▶ Instructions to follow: Go through the material and write it all out exactly, minus the pictures.

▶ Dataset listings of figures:
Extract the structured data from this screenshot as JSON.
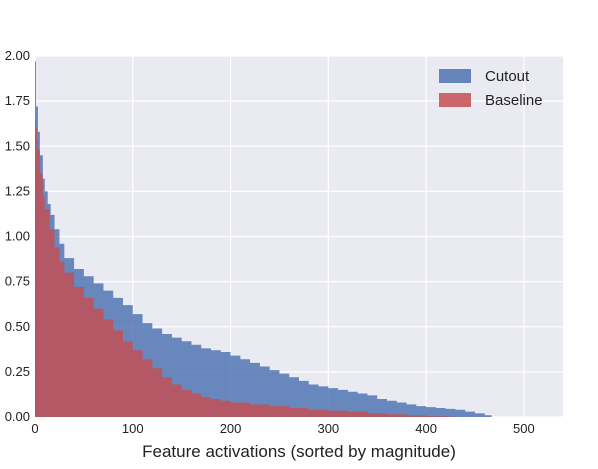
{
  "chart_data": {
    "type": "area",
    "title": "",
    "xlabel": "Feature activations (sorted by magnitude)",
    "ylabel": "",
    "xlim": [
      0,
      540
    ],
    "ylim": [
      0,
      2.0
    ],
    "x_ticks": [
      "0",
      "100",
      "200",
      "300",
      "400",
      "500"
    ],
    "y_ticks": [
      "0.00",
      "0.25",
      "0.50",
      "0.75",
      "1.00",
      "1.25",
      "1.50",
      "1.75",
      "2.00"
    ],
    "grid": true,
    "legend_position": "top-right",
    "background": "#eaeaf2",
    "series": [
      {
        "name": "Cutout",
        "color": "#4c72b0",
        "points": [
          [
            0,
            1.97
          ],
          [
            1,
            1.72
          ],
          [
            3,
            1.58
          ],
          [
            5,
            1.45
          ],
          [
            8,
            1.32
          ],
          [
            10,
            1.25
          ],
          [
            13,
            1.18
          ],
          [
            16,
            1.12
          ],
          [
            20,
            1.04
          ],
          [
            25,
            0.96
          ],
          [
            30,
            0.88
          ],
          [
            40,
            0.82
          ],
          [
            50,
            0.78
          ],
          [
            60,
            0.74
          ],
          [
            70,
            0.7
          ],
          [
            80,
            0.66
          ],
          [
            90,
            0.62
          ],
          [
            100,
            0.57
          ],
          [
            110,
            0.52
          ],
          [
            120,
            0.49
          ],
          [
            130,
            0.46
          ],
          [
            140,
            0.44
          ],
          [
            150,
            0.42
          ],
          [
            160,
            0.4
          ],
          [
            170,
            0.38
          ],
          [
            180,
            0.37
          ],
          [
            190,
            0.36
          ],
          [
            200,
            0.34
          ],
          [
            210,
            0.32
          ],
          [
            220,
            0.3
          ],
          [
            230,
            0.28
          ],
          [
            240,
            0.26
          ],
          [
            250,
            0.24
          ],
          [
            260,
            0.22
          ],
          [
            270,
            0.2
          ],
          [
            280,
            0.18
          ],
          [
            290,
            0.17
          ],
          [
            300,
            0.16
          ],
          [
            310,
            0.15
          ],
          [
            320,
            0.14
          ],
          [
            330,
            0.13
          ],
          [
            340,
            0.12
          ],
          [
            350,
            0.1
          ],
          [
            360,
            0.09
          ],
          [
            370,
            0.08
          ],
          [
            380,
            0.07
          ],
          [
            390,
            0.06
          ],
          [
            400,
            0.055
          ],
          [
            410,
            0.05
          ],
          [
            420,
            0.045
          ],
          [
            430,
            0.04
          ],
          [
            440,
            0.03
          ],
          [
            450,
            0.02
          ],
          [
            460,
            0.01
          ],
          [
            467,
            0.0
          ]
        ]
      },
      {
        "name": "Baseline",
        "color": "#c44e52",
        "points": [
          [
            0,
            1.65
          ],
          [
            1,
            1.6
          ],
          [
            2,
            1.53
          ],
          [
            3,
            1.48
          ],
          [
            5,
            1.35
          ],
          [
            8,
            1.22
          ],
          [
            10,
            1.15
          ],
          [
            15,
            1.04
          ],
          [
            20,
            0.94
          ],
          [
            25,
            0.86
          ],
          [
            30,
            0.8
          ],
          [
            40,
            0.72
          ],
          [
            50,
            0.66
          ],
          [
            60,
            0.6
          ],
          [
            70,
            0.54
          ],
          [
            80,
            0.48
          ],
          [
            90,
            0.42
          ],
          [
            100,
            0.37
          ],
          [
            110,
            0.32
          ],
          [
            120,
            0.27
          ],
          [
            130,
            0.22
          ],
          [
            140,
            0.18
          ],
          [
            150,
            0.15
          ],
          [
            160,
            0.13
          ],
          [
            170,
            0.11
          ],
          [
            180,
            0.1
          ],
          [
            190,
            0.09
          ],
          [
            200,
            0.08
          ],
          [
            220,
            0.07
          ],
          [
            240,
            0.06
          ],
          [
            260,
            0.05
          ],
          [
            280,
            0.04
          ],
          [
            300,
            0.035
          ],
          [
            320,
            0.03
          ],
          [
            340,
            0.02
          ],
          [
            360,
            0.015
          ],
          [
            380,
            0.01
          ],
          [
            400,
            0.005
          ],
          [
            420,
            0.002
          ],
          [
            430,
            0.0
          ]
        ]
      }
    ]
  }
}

▶ Written response:
Extract the structured data from this screenshot as JSON.
{
  "chart_data": {
    "type": "area",
    "title": "",
    "xlabel": "Feature activations (sorted by magnitude)",
    "ylabel": "",
    "xlim": [
      0,
      540
    ],
    "ylim": [
      0,
      2.0
    ],
    "x_ticks": [
      "0",
      "100",
      "200",
      "300",
      "400",
      "500"
    ],
    "y_ticks": [
      "0.00",
      "0.25",
      "0.50",
      "0.75",
      "1.00",
      "1.25",
      "1.50",
      "1.75",
      "2.00"
    ],
    "grid": true,
    "legend_position": "top-right",
    "background": "#eaeaf2",
    "series": [
      {
        "name": "Cutout",
        "color": "#4c72b0",
        "points": [
          [
            0,
            1.97
          ],
          [
            1,
            1.72
          ],
          [
            3,
            1.58
          ],
          [
            5,
            1.45
          ],
          [
            8,
            1.32
          ],
          [
            10,
            1.25
          ],
          [
            13,
            1.18
          ],
          [
            16,
            1.12
          ],
          [
            20,
            1.04
          ],
          [
            25,
            0.96
          ],
          [
            30,
            0.88
          ],
          [
            40,
            0.82
          ],
          [
            50,
            0.78
          ],
          [
            60,
            0.74
          ],
          [
            70,
            0.7
          ],
          [
            80,
            0.66
          ],
          [
            90,
            0.62
          ],
          [
            100,
            0.57
          ],
          [
            110,
            0.52
          ],
          [
            120,
            0.49
          ],
          [
            130,
            0.46
          ],
          [
            140,
            0.44
          ],
          [
            150,
            0.42
          ],
          [
            160,
            0.4
          ],
          [
            170,
            0.38
          ],
          [
            180,
            0.37
          ],
          [
            190,
            0.36
          ],
          [
            200,
            0.34
          ],
          [
            210,
            0.32
          ],
          [
            220,
            0.3
          ],
          [
            230,
            0.28
          ],
          [
            240,
            0.26
          ],
          [
            250,
            0.24
          ],
          [
            260,
            0.22
          ],
          [
            270,
            0.2
          ],
          [
            280,
            0.18
          ],
          [
            290,
            0.17
          ],
          [
            300,
            0.16
          ],
          [
            310,
            0.15
          ],
          [
            320,
            0.14
          ],
          [
            330,
            0.13
          ],
          [
            340,
            0.12
          ],
          [
            350,
            0.1
          ],
          [
            360,
            0.09
          ],
          [
            370,
            0.08
          ],
          [
            380,
            0.07
          ],
          [
            390,
            0.06
          ],
          [
            400,
            0.055
          ],
          [
            410,
            0.05
          ],
          [
            420,
            0.045
          ],
          [
            430,
            0.04
          ],
          [
            440,
            0.03
          ],
          [
            450,
            0.02
          ],
          [
            460,
            0.01
          ],
          [
            467,
            0.0
          ]
        ]
      },
      {
        "name": "Baseline",
        "color": "#c44e52",
        "points": [
          [
            0,
            1.65
          ],
          [
            1,
            1.6
          ],
          [
            2,
            1.53
          ],
          [
            3,
            1.48
          ],
          [
            5,
            1.35
          ],
          [
            8,
            1.22
          ],
          [
            10,
            1.15
          ],
          [
            15,
            1.04
          ],
          [
            20,
            0.94
          ],
          [
            25,
            0.86
          ],
          [
            30,
            0.8
          ],
          [
            40,
            0.72
          ],
          [
            50,
            0.66
          ],
          [
            60,
            0.6
          ],
          [
            70,
            0.54
          ],
          [
            80,
            0.48
          ],
          [
            90,
            0.42
          ],
          [
            100,
            0.37
          ],
          [
            110,
            0.32
          ],
          [
            120,
            0.27
          ],
          [
            130,
            0.22
          ],
          [
            140,
            0.18
          ],
          [
            150,
            0.15
          ],
          [
            160,
            0.13
          ],
          [
            170,
            0.11
          ],
          [
            180,
            0.1
          ],
          [
            190,
            0.09
          ],
          [
            200,
            0.08
          ],
          [
            220,
            0.07
          ],
          [
            240,
            0.06
          ],
          [
            260,
            0.05
          ],
          [
            280,
            0.04
          ],
          [
            300,
            0.035
          ],
          [
            320,
            0.03
          ],
          [
            340,
            0.02
          ],
          [
            360,
            0.015
          ],
          [
            380,
            0.01
          ],
          [
            400,
            0.005
          ],
          [
            420,
            0.002
          ],
          [
            430,
            0.0
          ]
        ]
      }
    ]
  }
}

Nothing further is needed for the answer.